* [Extracted entries]
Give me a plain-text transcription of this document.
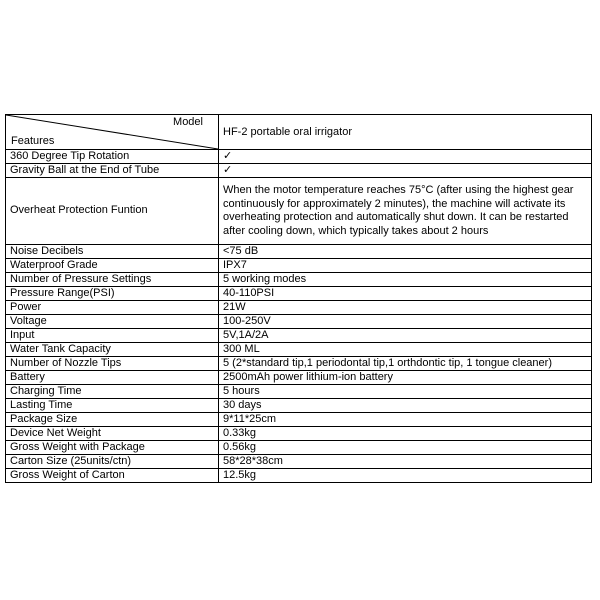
Model
Features	HF-2 portable oral irrigator
360 Degree Tip Rotation	✓
Gravity Ball at the End of Tube	✓
Overheat Protection Funtion	When the motor temperature reaches 75°C (after using the highest gear continuously for approximately 2 minutes), the machine will activate its overheating protection and automatically shut down. It can be restarted after cooling down, which typically takes about 2 hours
Noise Decibels	<75 dB
Waterproof Grade	IPX7
Number of Pressure Settings	5 working modes
Pressure Range(PSI)	40-110PSI
Power	21W
Voltage	100-250V
Input	5V,1A/2A
Water Tank Capacity	300 ML
Number of Nozzle Tips	5 (2*standard tip,1 periodontal tip,1 orthdontic tip, 1 tongue cleaner)
Battery	2500mAh power lithium-ion battery
Charging Time	5 hours
Lasting Time	30 days
Package Size	9*11*25cm
Device Net Weight	0.33kg
Gross Weight with Package	0.56kg
Carton Size (25units/ctn)	58*28*38cm
Gross Weight of Carton	12.5kg
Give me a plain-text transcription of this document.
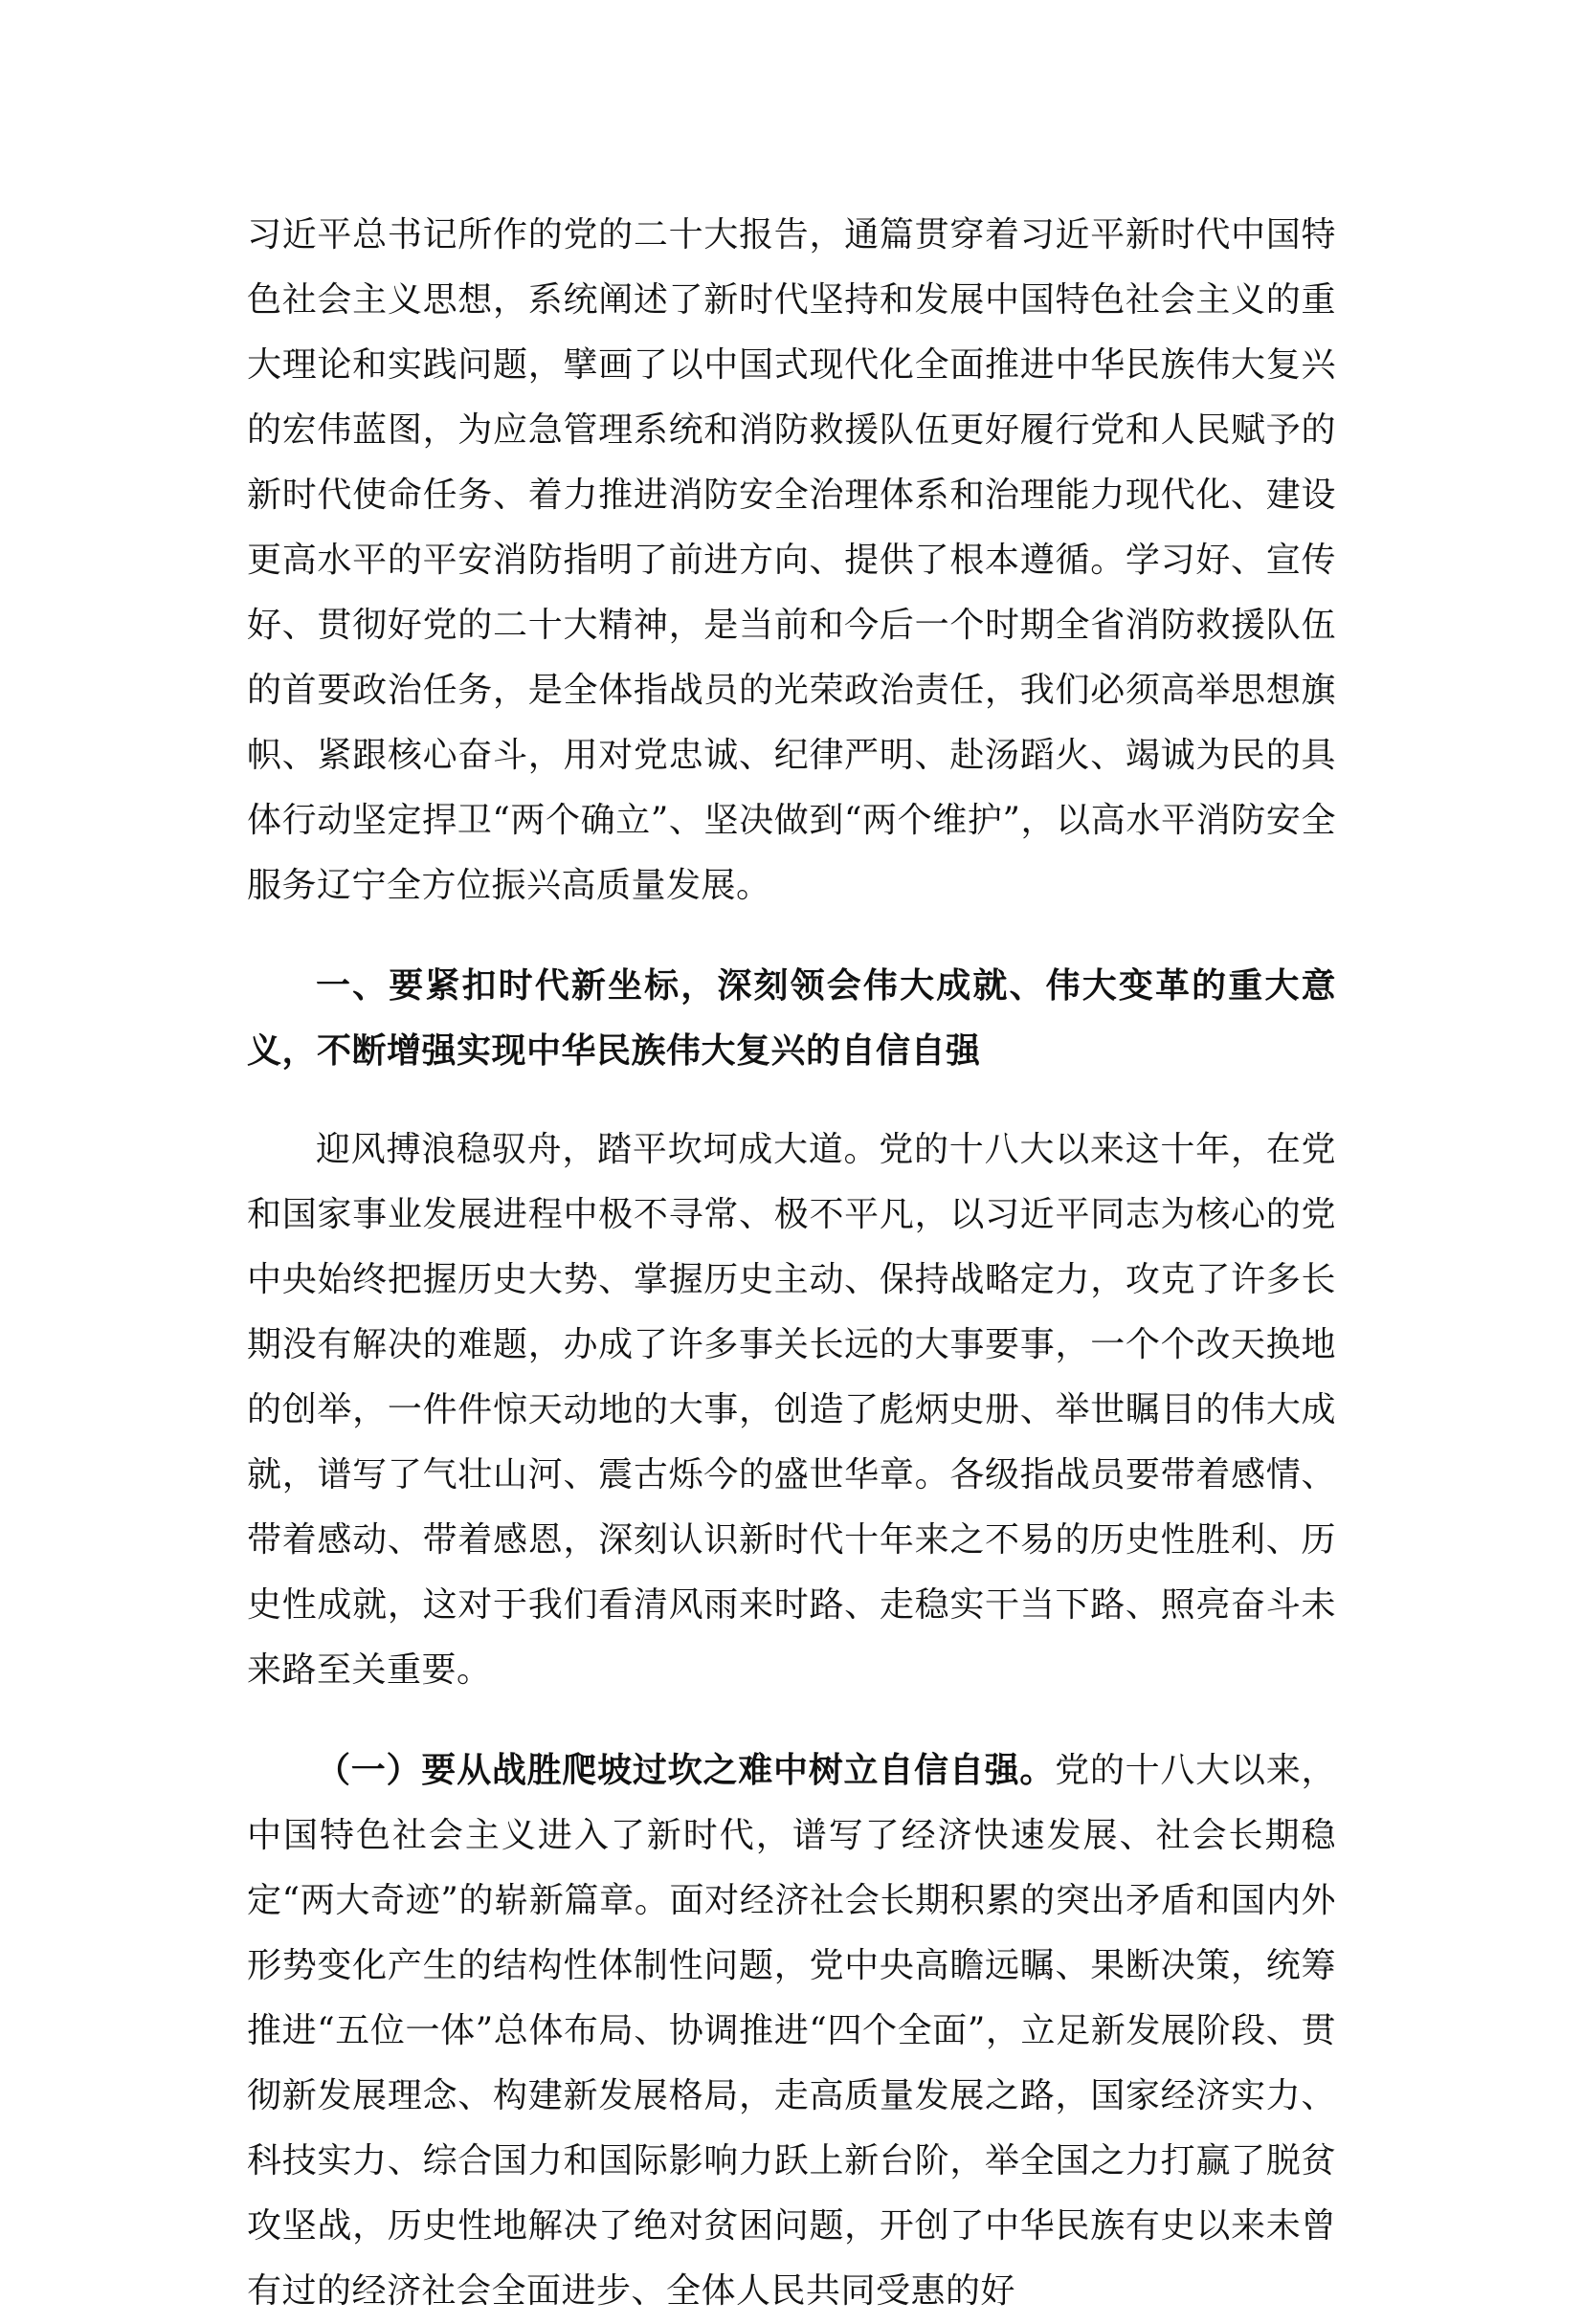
习近平总书记所作的党的二十大报告，通篇贯穿着习近平新时代中国特色社会主义思想，系统阐述了新时代坚持和发展中国特色社会主义的重大理论和实践问题，擘画了以中国式现代化全面推进中华民族伟大复兴的宏伟蓝图，为应急管理系统和消防救援队伍更好履行党和人民赋予的新时代使命任务、着力推进消防安全治理体系和治理能力现代化、建设更高水平的平安消防指明了前进方向、提供了根本遵循。学习好、宣传好、贯彻好党的二十大精神，是当前和今后一个时期全省消防救援队伍的首要政治任务，是全体指战员的光荣政治责任，我们必须高举思想旗帜、紧跟核心奋斗，用对党忠诚、纪律严明、赴汤蹈火、竭诚为民的具体行动坚定捍卫“两个确立”、坚决做到“两个维护”，以高水平消防安全服务辽宁全方位振兴高质量发展。

一、要紧扣时代新坐标，深刻领会伟大成就、伟大变革的重大意义，不断增强实现中华民族伟大复兴的自信自强

迎风搏浪稳驭舟，踏平坎坷成大道。党的十八大以来这十年，在党和国家事业发展进程中极不寻常、极不平凡，以习近平同志为核心的党中央始终把握历史大势、掌握历史主动、保持战略定力，攻克了许多长期没有解决的难题，办成了许多事关长远的大事要事，一个个改天换地的创举，一件件惊天动地的大事，创造了彪炳史册、举世瞩目的伟大成就，谱写了气壮山河、震古烁今的盛世华章。各级指战员要带着感情、带着感动、带着感恩，深刻认识新时代十年来之不易的历史性胜利、历史性成就，这对于我们看清风雨来时路、走稳实干当下路、照亮奋斗未来路至关重要。

（一）要从战胜爬坡过坎之难中树立自信自强。党的十八大以来，中国特色社会主义进入了新时代，谱写了经济快速发展、社会长期稳定“两大奇迹”的崭新篇章。面对经济社会长期积累的突出矛盾和国内外形势变化产生的结构性体制性问题，党中央高瞻远瞩、果断决策，统筹推进“五位一体”总体布局、协调推进“四个全面”，立足新发展阶段、贯彻新发展理念、构建新发展格局，走高质量发展之路，国家经济实力、科技实力、综合国力和国际影响力跃上新台阶，举全国之力打赢了脱贫攻坚战，历史性地解决了绝对贫困问题，开创了中华民族有史以来未曾有过的经济社会全面进步、全体人民共同受惠的好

* [Short problem]
Examine the data above and state how many of its lines contain the word "Gross", with no further remarks.

* [Exercise result]
2